**Material shown:**
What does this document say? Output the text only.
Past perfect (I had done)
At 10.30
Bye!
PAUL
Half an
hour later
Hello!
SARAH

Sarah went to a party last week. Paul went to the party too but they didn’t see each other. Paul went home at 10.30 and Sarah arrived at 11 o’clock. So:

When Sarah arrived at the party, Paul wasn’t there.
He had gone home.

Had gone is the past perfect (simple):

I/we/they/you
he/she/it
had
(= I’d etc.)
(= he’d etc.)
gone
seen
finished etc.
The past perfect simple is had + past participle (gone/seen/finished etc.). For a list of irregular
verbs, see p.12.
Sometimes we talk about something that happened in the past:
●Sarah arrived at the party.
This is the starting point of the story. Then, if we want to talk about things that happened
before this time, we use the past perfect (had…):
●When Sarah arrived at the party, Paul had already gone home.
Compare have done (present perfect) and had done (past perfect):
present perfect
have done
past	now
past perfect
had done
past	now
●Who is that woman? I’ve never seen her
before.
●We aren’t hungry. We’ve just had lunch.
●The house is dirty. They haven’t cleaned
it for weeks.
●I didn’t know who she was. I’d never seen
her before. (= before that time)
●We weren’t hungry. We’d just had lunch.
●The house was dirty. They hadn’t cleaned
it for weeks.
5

**Exercise brief:** Search the lines above for the string "didn", then show every one that has it.

**Output for this exercise:**
Sarah went to a party last week. Paul went to the party too but they didn’t see each other. Paul went home at 10.30 and Sarah arrived at 11 o’clock. So:
●I didn’t know who she was. I’d never seen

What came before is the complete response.